TASK OBJECTIVE: Copy the lines below without any change, from the very start of the material through the line containing "coin-icon (687, 222, 755, 254)", including that line.

EXERCISE INPUT:
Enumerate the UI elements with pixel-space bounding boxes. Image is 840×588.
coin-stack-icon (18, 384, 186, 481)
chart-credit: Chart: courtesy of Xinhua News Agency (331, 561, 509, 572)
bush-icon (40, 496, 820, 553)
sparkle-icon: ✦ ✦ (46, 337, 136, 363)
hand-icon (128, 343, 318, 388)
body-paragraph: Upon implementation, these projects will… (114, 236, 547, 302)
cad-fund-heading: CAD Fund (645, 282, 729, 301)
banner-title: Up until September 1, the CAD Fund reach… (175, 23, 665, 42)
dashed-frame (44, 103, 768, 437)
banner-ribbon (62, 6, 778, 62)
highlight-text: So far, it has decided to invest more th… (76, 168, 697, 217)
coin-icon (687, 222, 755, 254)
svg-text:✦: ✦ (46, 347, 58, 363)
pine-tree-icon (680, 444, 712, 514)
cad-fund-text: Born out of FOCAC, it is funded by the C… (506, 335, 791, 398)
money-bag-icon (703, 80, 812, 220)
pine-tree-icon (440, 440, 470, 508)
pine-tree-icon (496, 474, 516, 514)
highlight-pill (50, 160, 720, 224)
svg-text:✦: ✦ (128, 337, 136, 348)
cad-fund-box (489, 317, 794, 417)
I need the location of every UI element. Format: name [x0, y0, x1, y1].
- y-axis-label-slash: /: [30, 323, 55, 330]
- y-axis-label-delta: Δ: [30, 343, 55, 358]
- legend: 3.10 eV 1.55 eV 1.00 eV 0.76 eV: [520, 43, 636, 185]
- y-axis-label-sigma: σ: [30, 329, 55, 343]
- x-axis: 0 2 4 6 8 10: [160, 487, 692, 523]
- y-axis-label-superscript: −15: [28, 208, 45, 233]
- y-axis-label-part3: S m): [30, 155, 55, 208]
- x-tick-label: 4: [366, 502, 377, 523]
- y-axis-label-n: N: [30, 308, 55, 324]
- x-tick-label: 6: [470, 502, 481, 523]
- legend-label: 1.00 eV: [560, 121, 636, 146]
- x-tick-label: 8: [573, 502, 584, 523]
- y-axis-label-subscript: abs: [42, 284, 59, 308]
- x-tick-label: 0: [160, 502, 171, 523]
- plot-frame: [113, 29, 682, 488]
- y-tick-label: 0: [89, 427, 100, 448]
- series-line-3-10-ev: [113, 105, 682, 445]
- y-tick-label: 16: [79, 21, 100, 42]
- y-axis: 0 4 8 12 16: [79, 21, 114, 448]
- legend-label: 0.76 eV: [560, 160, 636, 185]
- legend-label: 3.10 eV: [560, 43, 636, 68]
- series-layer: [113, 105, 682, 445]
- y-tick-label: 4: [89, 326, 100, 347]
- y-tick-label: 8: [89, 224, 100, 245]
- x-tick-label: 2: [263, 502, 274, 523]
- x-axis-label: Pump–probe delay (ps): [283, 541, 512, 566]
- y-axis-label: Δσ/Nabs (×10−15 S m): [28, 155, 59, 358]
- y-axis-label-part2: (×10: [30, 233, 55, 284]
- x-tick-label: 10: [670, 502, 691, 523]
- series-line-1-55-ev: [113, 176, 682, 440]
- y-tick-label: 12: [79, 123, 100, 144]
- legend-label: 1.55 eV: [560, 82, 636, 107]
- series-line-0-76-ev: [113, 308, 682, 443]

COMPLETE ANSWER:
Enumerate the UI elements with pixel-space bounding boxes. Image is 840×588.
coin-stack-icon (18, 384, 186, 481)
chart-credit: Chart: courtesy of Xinhua News Agency (331, 561, 509, 572)
bush-icon (40, 496, 820, 553)
sparkle-icon: ✦ ✦ (46, 337, 136, 363)
hand-icon (128, 343, 318, 388)
body-paragraph: Upon implementation, these projects will… (114, 236, 547, 302)
cad-fund-heading: CAD Fund (645, 282, 729, 301)
banner-title: Up until September 1, the CAD Fund reach… (175, 23, 665, 42)
dashed-frame (44, 103, 768, 437)
banner-ribbon (62, 6, 778, 62)
highlight-text: So far, it has decided to invest more th… (76, 168, 697, 217)
coin-icon (687, 222, 755, 254)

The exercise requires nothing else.